▶ Direction
From the entries below, please gather each line containing the string "keep".

▶ Data shown
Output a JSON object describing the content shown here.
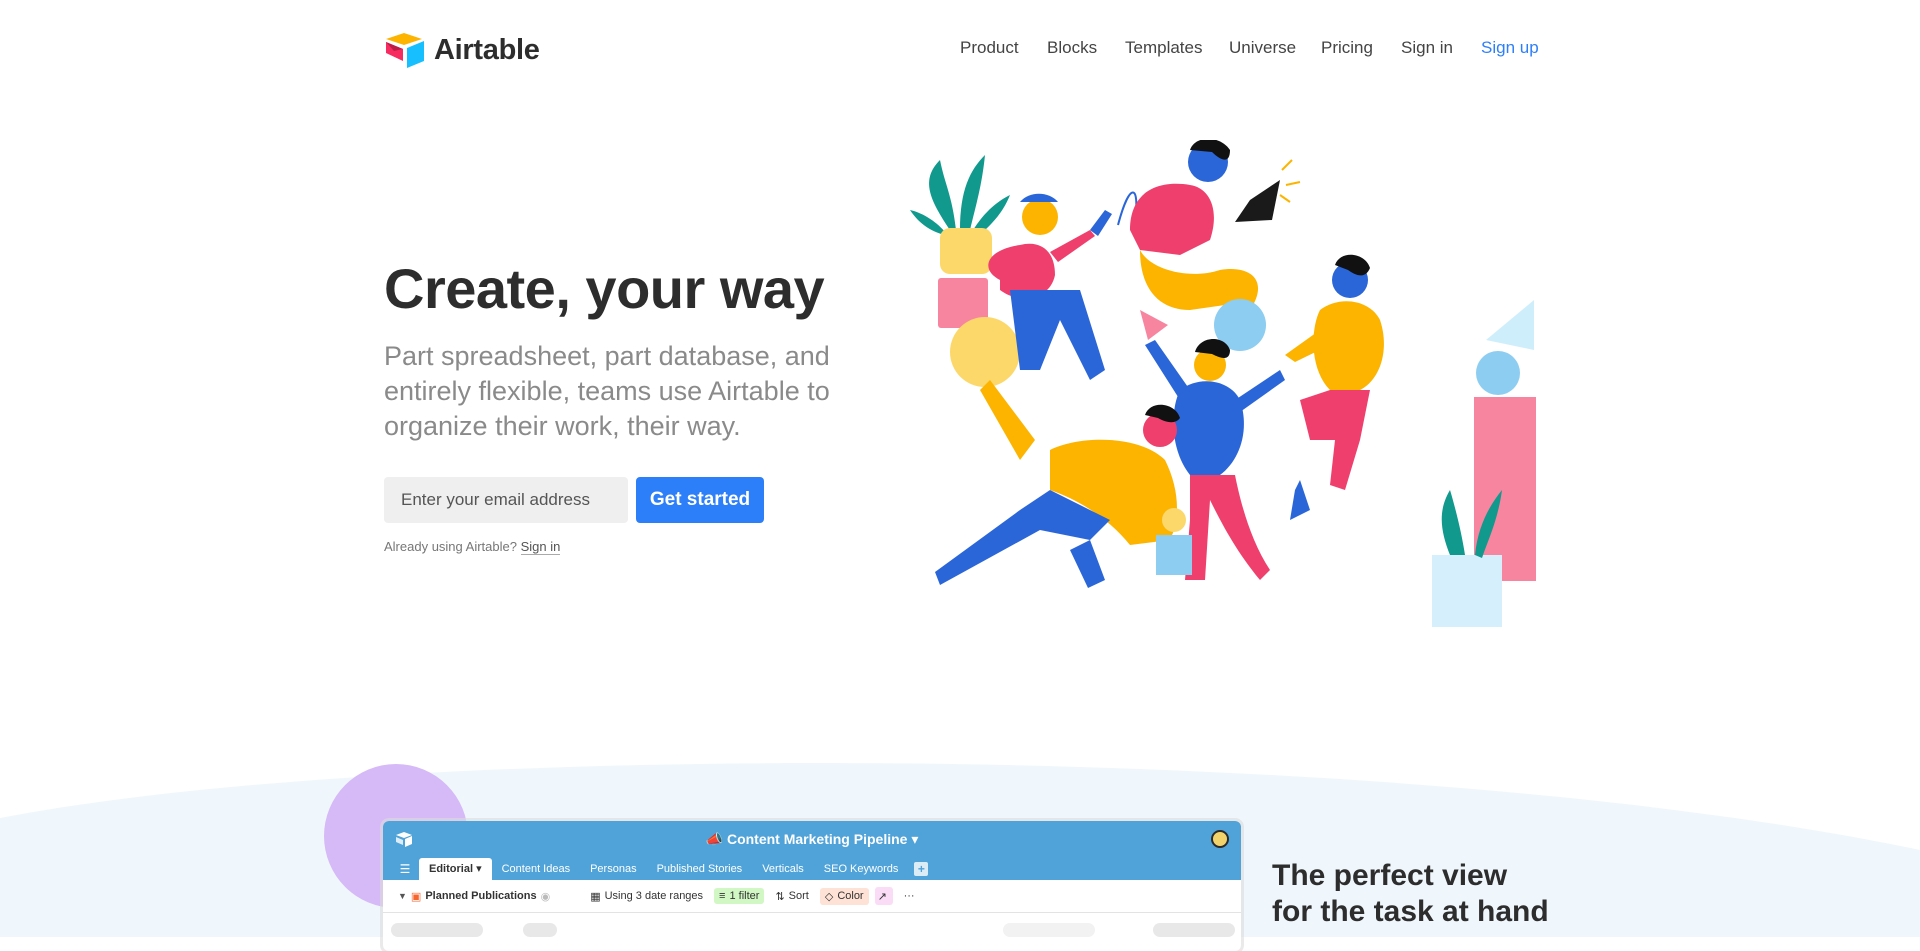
{
  "brand": {
    "name": "Airtable"
  },
  "nav": {
    "items": [
      {
        "label": "Product"
      },
      {
        "label": "Blocks"
      },
      {
        "label": "Templates"
      },
      {
        "label": "Universe"
      },
      {
        "label": "Pricing"
      },
      {
        "label": "Sign in"
      },
      {
        "label": "Sign up"
      }
    ],
    "accent_color": "#2d7ff9"
  },
  "hero": {
    "title": "Create, your way",
    "subtitle": "Part spreadsheet, part database, and entirely flexible, teams use Airtable to organize their work, their way.",
    "email_placeholder": "Enter your email address",
    "cta_label": "Get started",
    "already_text": "Already using Airtable?",
    "already_link": "Sign in"
  },
  "app_preview": {
    "base_title": "Content Marketing Pipeline",
    "tabs": [
      {
        "label": "Editorial",
        "active": true
      },
      {
        "label": "Content Ideas"
      },
      {
        "label": "Personas"
      },
      {
        "label": "Published Stories"
      },
      {
        "label": "Verticals"
      },
      {
        "label": "SEO Keywords"
      }
    ],
    "toolbar": {
      "view_name": "Planned Publications",
      "date_ranges": "Using 3 date ranges",
      "filter": "1 filter",
      "sort": "Sort",
      "color": "Color"
    },
    "header_color": "#4fa3d9"
  },
  "feature": {
    "heading": "The perfect view for the task at hand"
  }
}
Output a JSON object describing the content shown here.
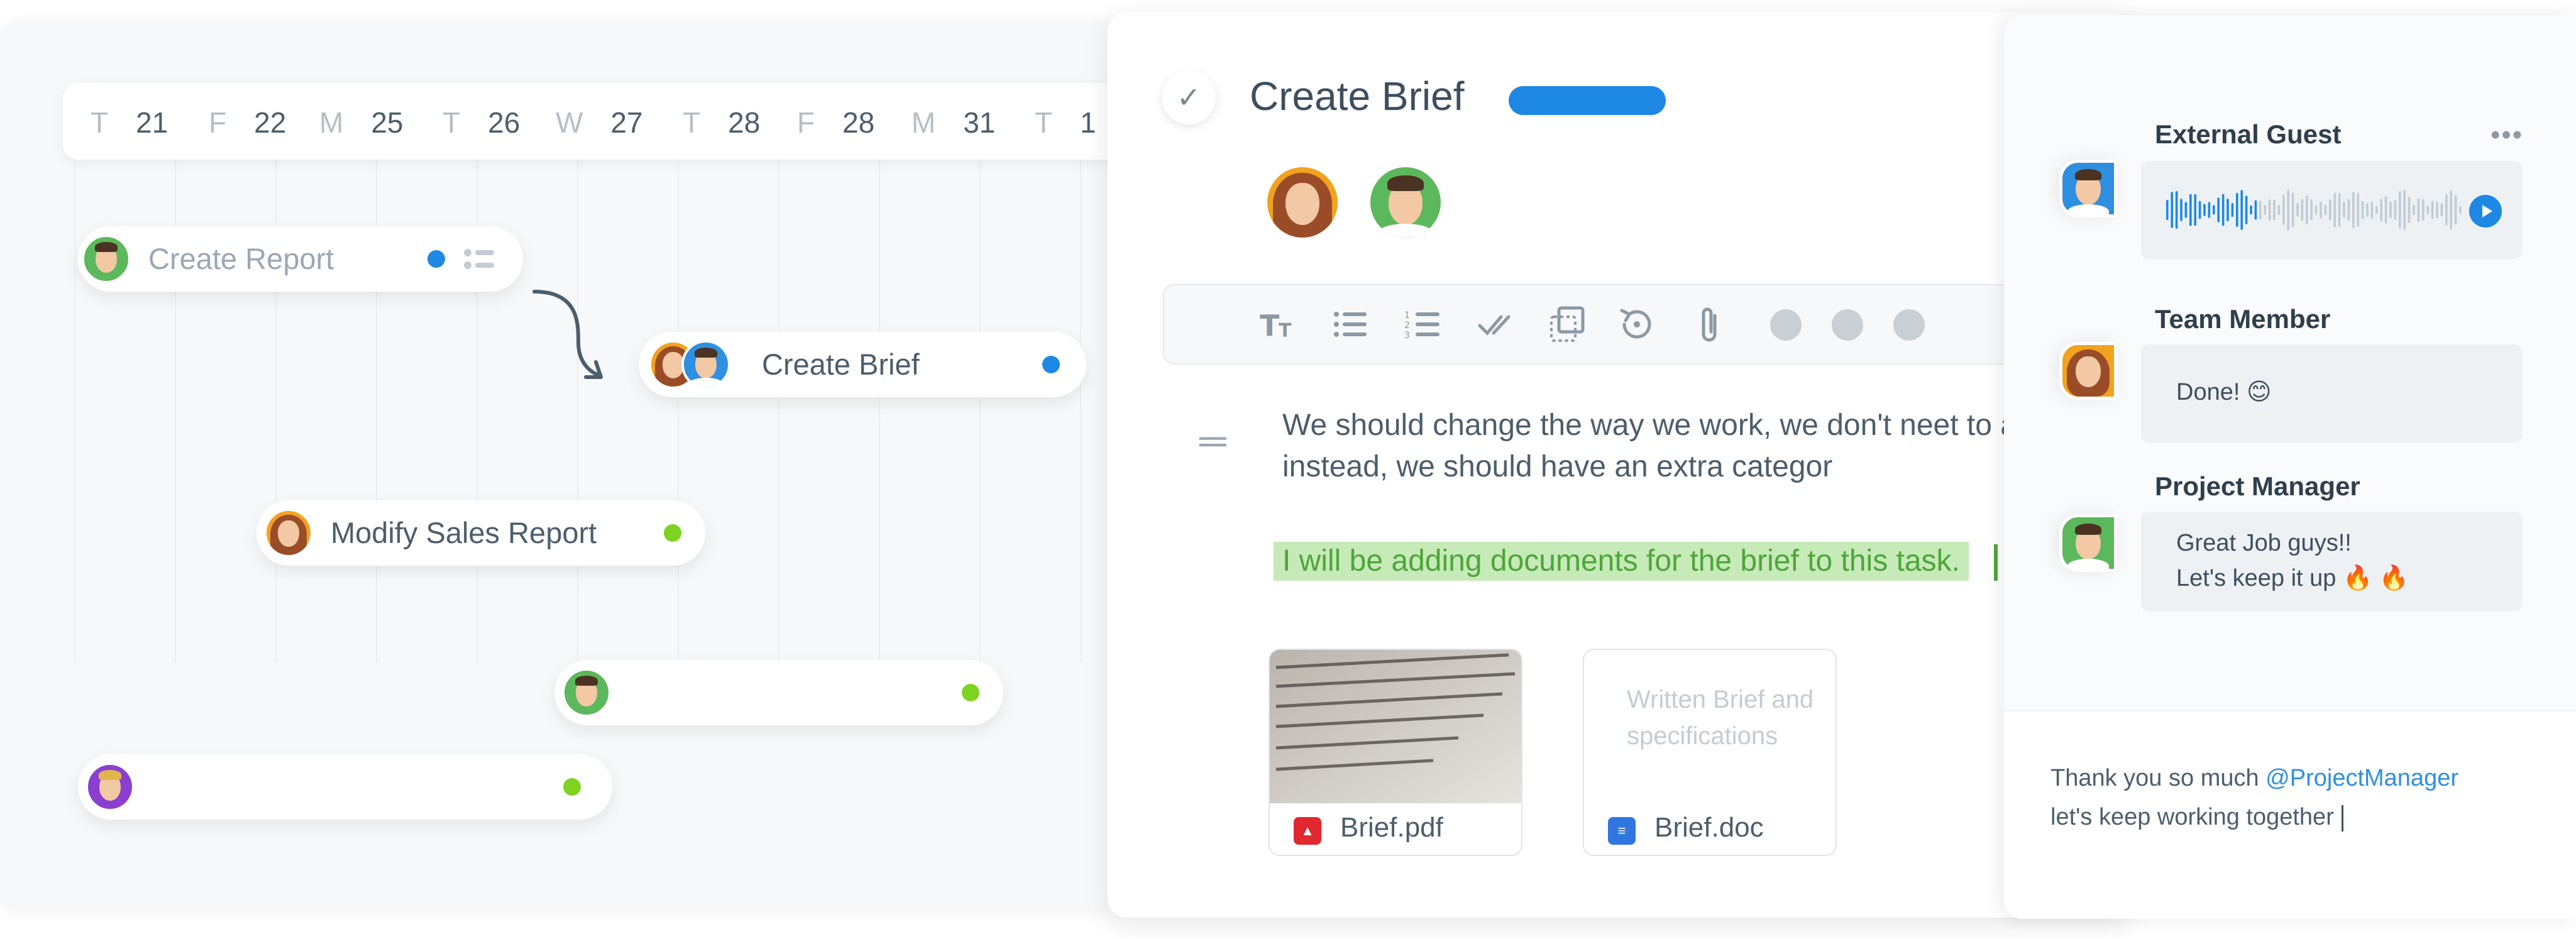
{
  "timeline": {
    "dates": [
      {
        "dow": "T",
        "day": "21"
      },
      {
        "dow": "F",
        "day": "22"
      },
      {
        "dow": "M",
        "day": "25"
      },
      {
        "dow": "T",
        "day": "26"
      },
      {
        "dow": "W",
        "day": "27"
      },
      {
        "dow": "T",
        "day": "28"
      },
      {
        "dow": "F",
        "day": "28"
      },
      {
        "dow": "M",
        "day": "31"
      },
      {
        "dow": "T",
        "day": "1"
      }
    ],
    "tasks": [
      {
        "label": "Create Report"
      },
      {
        "label": "Create Brief"
      },
      {
        "label": "Modify Sales Report"
      },
      {
        "label": ""
      },
      {
        "label": ""
      }
    ]
  },
  "detail": {
    "title": "Create Brief",
    "status_color": "#1e88e5",
    "toolbar_icons": [
      "text-size-icon",
      "bulleted-list-icon",
      "numbered-list-icon",
      "double-check-icon",
      "copy-icon",
      "history-icon",
      "attachment-icon",
      "more-icon"
    ],
    "paragraph": "We should change the way we work, we don't neet to as a priority, instead, we should have an extra categor",
    "highlight": "I will be adding documents for the brief to this task.",
    "attachments": [
      {
        "name": "Brief.pdf",
        "icon": "pdf-icon"
      },
      {
        "name": "Brief.doc",
        "icon": "doc-icon",
        "preview": "Written Brief and specifications"
      }
    ]
  },
  "chat": {
    "messages": [
      {
        "author": "External Guest",
        "type": "voice"
      },
      {
        "author": "Team Member",
        "text": "Done! 😊"
      },
      {
        "author": "Project Manager",
        "lines": [
          "Great Job guys!!",
          "Let's keep it up 🔥 🔥"
        ]
      }
    ],
    "compose": {
      "line1_prefix": "Thank you so much ",
      "mention": "@ProjectManager",
      "line2": "let's keep working together"
    }
  },
  "colors": {
    "accent": "#1e88e5",
    "success": "#7ed321",
    "highlight_bg": "#c6eab8"
  }
}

▶ Exercise result
          "Let's keep it up 🔥 🔥"
      "line2": "let's keep working together"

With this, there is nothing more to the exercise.